Reproduce the part of the data that opens with the line containing "status-text: Monitor running" and closes with the line containing "voltage-amplitude-display bbox=[852, 530, 976, 591]", substituting "Maximum current limit" for "Current limit max" and changing nothing else.

→ **STORED ROWS**:
◇ ◇ ◇

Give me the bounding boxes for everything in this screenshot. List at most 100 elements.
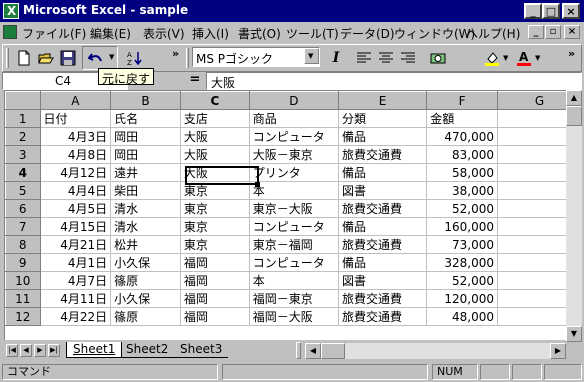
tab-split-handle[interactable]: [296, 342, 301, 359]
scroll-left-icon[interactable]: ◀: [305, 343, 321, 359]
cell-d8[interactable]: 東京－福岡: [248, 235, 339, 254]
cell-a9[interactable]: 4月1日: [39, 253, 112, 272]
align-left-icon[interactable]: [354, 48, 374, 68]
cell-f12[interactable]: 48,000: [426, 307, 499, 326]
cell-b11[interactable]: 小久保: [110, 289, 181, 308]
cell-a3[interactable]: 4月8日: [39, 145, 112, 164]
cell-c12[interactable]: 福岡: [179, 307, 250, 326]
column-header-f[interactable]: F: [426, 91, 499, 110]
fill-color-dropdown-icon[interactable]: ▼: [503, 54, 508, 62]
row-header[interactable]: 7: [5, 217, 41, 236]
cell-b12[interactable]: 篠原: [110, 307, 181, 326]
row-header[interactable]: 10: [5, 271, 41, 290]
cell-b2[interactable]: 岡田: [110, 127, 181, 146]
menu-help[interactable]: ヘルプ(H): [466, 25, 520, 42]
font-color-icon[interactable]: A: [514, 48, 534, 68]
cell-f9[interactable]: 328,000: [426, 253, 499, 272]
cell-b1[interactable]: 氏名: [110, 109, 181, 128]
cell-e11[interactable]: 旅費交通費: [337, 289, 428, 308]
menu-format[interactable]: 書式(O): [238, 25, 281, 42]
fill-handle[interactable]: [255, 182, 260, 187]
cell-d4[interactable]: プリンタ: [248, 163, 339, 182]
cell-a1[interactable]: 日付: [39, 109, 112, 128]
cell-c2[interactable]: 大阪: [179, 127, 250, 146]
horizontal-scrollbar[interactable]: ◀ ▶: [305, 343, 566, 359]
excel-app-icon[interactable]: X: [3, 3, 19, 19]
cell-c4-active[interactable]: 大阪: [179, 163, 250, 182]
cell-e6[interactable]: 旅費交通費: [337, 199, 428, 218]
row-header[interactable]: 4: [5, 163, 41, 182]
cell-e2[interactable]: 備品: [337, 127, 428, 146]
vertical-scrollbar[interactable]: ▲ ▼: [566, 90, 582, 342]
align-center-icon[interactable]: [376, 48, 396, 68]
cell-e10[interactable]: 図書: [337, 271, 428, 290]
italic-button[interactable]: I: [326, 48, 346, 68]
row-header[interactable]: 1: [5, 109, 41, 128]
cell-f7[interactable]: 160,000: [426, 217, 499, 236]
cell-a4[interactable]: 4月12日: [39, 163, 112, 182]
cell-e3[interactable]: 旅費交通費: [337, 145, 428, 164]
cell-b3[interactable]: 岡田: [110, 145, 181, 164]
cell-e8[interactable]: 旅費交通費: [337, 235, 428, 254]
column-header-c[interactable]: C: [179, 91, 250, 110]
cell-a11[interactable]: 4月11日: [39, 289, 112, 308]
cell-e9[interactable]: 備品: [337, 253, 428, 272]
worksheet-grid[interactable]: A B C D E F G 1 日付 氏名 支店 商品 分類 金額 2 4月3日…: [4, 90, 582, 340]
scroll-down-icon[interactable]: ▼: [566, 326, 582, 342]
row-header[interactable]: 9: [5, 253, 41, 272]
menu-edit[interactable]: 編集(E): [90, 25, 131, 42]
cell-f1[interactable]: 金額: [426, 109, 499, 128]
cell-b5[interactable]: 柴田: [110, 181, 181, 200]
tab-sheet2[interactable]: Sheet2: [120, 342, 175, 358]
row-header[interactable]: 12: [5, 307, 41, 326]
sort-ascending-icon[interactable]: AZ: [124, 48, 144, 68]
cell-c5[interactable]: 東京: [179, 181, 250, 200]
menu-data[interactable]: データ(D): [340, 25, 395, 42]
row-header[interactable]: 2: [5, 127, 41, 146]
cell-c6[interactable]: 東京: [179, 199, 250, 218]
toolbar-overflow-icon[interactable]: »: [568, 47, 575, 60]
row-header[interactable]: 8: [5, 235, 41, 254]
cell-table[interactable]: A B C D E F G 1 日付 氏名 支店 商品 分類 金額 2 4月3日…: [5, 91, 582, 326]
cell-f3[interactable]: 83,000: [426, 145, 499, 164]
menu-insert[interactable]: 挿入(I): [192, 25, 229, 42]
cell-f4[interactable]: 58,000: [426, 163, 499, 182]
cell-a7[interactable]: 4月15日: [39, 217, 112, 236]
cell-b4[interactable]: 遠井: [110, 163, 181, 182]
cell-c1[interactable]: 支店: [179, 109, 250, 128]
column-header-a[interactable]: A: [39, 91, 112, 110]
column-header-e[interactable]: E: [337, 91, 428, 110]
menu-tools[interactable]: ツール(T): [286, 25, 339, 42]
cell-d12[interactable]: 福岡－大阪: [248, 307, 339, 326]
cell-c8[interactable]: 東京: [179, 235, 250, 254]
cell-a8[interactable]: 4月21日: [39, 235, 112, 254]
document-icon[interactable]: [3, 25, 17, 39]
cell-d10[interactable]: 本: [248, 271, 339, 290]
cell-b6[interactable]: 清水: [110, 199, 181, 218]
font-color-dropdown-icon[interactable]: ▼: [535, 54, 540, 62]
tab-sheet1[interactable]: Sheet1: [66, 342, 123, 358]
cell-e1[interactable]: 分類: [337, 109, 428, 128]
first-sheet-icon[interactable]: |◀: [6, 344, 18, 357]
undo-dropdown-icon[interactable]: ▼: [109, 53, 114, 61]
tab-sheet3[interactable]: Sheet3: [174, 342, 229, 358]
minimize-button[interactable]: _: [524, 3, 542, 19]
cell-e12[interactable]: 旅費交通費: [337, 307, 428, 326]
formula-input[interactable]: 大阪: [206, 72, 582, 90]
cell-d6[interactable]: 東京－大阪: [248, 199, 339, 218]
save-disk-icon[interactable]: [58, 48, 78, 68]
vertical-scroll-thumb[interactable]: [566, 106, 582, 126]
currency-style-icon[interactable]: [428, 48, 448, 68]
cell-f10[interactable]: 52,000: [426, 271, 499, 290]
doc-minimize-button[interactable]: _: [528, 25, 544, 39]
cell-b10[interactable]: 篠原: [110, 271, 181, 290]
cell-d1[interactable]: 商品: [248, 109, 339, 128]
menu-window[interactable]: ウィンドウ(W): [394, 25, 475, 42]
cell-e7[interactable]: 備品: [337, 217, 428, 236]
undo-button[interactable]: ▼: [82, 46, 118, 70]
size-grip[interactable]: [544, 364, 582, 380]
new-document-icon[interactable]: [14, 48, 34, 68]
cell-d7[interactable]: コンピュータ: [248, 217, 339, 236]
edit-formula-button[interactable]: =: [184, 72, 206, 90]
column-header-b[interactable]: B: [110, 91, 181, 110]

◇ ◇ ◇

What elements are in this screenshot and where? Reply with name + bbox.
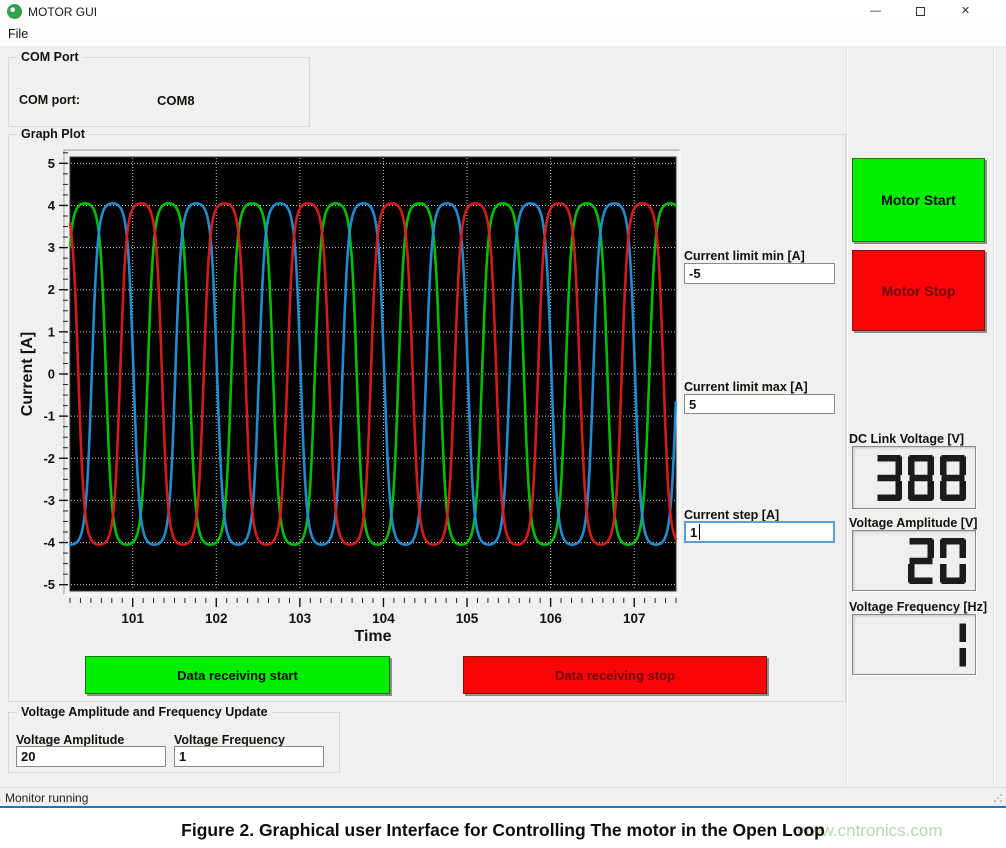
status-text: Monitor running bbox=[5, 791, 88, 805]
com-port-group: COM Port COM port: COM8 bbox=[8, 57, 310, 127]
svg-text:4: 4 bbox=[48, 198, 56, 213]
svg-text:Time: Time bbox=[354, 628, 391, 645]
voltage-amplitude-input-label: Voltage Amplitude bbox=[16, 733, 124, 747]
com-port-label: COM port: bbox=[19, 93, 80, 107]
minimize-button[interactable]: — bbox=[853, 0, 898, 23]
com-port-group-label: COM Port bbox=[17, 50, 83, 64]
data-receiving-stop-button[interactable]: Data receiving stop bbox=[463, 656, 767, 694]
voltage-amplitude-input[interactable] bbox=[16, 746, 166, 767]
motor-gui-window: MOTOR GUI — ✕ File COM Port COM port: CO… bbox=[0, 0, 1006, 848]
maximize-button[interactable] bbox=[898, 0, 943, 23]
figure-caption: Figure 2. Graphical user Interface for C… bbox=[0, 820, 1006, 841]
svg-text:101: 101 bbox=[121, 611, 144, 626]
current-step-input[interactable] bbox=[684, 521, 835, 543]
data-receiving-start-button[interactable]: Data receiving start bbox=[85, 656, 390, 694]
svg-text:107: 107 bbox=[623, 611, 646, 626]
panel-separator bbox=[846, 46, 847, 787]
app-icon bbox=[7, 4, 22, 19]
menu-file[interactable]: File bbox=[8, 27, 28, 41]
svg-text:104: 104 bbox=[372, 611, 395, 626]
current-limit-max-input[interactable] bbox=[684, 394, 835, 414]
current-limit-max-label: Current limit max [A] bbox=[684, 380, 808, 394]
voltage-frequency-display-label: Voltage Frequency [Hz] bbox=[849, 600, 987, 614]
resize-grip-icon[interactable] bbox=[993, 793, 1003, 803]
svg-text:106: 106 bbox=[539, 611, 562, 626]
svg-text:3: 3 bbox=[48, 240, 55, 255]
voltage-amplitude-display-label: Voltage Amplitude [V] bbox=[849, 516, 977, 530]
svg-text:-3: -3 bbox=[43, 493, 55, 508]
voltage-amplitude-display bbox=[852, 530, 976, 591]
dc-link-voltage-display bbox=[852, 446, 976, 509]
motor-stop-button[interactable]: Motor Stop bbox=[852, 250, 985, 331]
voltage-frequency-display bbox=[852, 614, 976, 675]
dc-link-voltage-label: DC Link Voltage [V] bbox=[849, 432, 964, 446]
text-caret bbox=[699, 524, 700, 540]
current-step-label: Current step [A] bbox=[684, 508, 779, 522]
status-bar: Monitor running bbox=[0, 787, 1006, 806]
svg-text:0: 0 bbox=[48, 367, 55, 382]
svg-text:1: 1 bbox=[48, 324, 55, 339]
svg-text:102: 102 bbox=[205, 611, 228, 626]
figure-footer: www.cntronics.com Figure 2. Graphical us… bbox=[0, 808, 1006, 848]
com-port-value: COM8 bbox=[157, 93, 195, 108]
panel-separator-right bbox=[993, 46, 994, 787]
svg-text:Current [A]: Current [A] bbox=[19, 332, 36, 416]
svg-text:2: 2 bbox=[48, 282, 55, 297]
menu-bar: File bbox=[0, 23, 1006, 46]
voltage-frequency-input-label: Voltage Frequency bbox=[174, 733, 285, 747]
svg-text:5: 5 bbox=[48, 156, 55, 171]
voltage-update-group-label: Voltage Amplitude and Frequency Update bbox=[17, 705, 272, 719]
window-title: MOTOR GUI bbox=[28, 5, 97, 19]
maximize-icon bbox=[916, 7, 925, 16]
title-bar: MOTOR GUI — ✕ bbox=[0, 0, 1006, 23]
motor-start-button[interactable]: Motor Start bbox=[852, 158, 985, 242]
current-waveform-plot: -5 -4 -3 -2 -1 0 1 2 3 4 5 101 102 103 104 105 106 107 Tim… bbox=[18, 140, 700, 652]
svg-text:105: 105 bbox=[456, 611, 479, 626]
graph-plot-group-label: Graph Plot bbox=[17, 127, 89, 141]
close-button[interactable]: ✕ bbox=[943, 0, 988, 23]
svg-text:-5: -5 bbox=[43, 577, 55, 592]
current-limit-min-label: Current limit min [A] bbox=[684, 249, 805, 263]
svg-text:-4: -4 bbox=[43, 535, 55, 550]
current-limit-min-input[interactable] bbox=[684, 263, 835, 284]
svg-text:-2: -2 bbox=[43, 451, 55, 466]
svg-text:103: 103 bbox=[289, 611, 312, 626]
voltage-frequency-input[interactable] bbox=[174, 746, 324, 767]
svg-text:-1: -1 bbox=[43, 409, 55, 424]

◇ ◇ ◇

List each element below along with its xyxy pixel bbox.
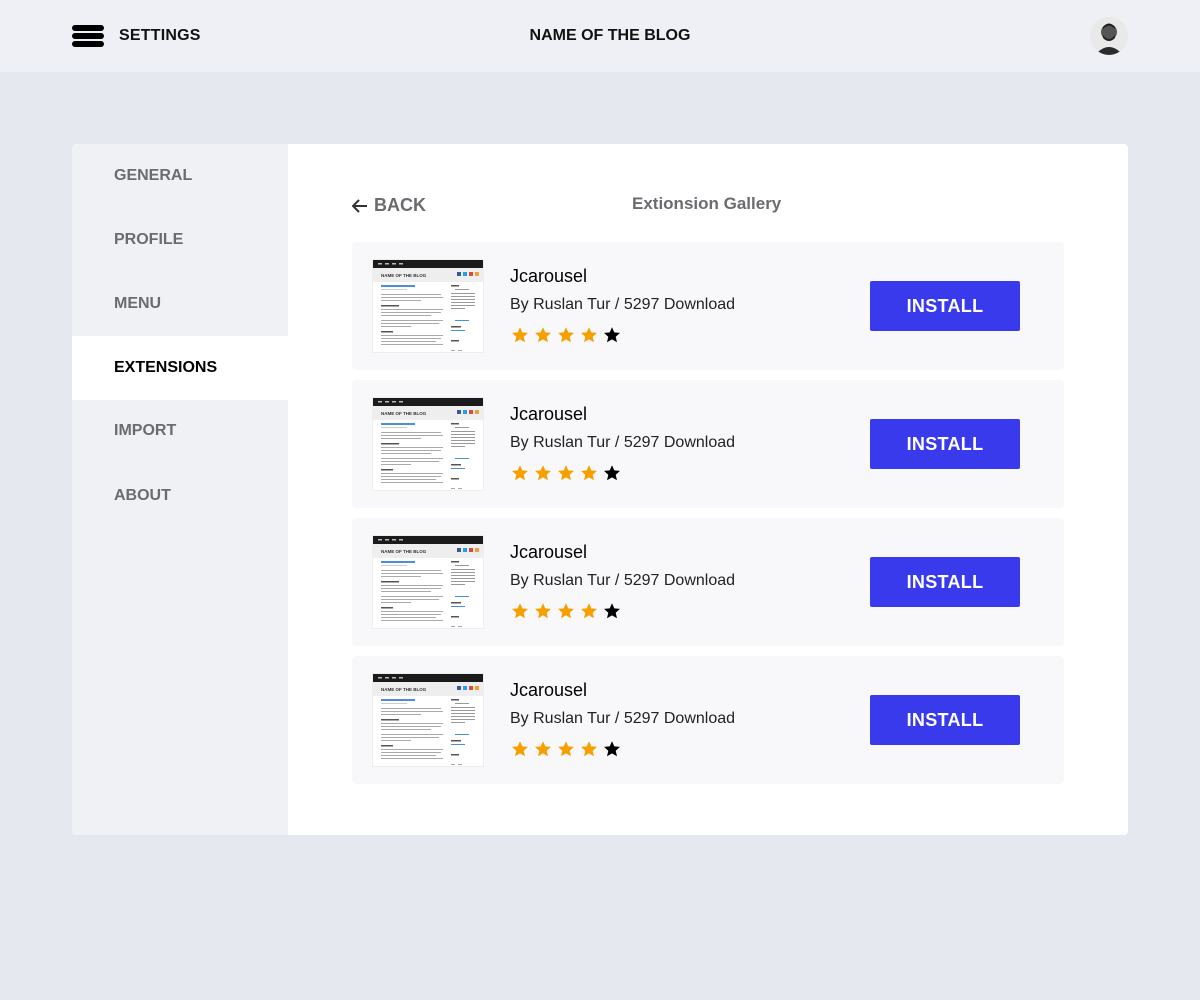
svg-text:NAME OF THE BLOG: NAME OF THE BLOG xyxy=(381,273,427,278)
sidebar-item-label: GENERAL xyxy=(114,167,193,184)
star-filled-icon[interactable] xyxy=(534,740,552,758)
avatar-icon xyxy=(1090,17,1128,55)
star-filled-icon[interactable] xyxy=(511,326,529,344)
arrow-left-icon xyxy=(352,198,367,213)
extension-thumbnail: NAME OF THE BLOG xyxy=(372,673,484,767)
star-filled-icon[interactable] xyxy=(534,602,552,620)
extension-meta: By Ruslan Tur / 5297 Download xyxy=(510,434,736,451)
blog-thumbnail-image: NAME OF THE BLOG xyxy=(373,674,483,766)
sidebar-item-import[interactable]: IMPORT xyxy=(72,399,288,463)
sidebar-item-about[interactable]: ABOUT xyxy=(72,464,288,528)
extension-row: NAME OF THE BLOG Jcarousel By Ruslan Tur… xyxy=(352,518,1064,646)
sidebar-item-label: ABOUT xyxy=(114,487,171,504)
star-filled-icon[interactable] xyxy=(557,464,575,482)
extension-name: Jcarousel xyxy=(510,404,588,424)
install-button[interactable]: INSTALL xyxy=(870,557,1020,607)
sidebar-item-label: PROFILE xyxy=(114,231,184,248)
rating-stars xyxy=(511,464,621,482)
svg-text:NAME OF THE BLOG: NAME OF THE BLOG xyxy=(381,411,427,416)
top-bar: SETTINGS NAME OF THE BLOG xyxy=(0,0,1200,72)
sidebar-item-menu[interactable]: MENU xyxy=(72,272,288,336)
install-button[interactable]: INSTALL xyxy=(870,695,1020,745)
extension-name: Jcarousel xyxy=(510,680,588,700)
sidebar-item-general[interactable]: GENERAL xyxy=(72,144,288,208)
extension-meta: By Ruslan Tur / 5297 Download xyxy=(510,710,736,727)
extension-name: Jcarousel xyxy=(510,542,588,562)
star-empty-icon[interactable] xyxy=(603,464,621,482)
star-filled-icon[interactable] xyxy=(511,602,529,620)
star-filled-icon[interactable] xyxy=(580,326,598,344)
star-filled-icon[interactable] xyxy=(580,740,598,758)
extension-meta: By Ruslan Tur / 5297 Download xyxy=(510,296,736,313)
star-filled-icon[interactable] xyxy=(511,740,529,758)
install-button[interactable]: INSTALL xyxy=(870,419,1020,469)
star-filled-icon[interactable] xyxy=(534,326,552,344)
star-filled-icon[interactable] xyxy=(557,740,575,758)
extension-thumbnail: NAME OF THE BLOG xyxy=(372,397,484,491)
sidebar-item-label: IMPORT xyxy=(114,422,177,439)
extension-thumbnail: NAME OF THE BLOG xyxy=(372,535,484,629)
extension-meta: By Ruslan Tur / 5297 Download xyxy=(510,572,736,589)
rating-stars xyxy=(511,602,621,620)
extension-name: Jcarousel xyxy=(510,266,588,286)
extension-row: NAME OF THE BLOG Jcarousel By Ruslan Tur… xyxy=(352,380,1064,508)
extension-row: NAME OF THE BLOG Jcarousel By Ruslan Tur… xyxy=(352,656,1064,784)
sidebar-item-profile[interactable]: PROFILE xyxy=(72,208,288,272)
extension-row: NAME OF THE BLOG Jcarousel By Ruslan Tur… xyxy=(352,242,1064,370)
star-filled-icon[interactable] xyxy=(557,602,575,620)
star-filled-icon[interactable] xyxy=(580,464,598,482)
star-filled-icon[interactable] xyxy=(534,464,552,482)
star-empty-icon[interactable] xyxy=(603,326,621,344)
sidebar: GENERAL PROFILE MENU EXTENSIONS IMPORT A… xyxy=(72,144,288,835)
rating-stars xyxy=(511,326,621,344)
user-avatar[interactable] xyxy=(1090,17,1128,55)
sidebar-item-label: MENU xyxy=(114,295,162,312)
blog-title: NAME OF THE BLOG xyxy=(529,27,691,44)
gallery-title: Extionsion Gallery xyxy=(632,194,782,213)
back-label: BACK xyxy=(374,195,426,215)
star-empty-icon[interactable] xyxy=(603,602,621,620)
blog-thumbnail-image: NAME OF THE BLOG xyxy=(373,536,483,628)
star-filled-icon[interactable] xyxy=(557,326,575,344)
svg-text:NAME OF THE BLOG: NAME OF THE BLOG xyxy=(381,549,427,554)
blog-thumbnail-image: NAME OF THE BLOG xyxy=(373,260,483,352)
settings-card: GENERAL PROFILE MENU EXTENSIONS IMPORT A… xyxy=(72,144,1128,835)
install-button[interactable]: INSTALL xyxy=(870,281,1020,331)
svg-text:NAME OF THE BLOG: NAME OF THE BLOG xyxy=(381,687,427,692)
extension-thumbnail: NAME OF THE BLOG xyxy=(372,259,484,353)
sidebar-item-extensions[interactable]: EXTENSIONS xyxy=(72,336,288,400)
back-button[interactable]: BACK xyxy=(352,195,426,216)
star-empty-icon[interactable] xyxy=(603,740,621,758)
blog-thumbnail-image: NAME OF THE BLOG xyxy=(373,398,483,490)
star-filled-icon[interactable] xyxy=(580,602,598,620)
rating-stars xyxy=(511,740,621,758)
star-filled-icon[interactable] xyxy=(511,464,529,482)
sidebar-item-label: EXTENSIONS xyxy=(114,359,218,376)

◇ ◇ ◇

→ **SOLUTION**:
status-text: Monitor running bbox=[5, 791, 88, 805]
com-port-group: COM Port COM port: COM8 bbox=[8, 57, 310, 127]
svg-text:4: 4 bbox=[48, 198, 56, 213]
svg-text:Time: Time bbox=[354, 628, 391, 645]
voltage-amplitude-input-label: Voltage Amplitude bbox=[16, 733, 124, 747]
com-port-label: COM port: bbox=[19, 93, 80, 107]
minimize-button[interactable]: — bbox=[853, 0, 898, 23]
com-port-group-label: COM Port bbox=[17, 50, 83, 64]
data-receiving-stop-button[interactable]: Data receiving stop bbox=[463, 656, 767, 694]
voltage-amplitude-input[interactable] bbox=[16, 746, 166, 767]
motor-gui-window: MOTOR GUI — ✕ File COM Port COM port: CO… bbox=[0, 0, 1006, 848]
maximize-button[interactable] bbox=[898, 0, 943, 23]
figure-caption: Figure 2. Graphical user Interface for C… bbox=[0, 820, 1006, 841]
svg-text:101: 101 bbox=[121, 611, 144, 626]
current-step-input[interactable] bbox=[684, 521, 835, 543]
data-receiving-start-button[interactable]: Data receiving start bbox=[85, 656, 390, 694]
svg-text:107: 107 bbox=[623, 611, 646, 626]
panel-separator bbox=[846, 46, 847, 787]
app-icon bbox=[7, 4, 22, 19]
menu-file[interactable]: File bbox=[8, 27, 28, 41]
svg-text:104: 104 bbox=[372, 611, 395, 626]
current-limit-max-input[interactable] bbox=[684, 394, 835, 414]
current-limit-max-label: Maximum current limit [A] bbox=[684, 380, 808, 394]
voltage-frequency-display-label: Voltage Frequency [Hz] bbox=[849, 600, 987, 614]
resize-grip-icon[interactable] bbox=[993, 793, 1003, 803]
svg-text:106: 106 bbox=[539, 611, 562, 626]
svg-text:3: 3 bbox=[48, 240, 55, 255]
voltage-amplitude-display-label: Voltage Amplitude [V] bbox=[849, 516, 977, 530]
svg-text:-3: -3 bbox=[43, 493, 55, 508]
voltage-amplitude-display bbox=[852, 530, 976, 591]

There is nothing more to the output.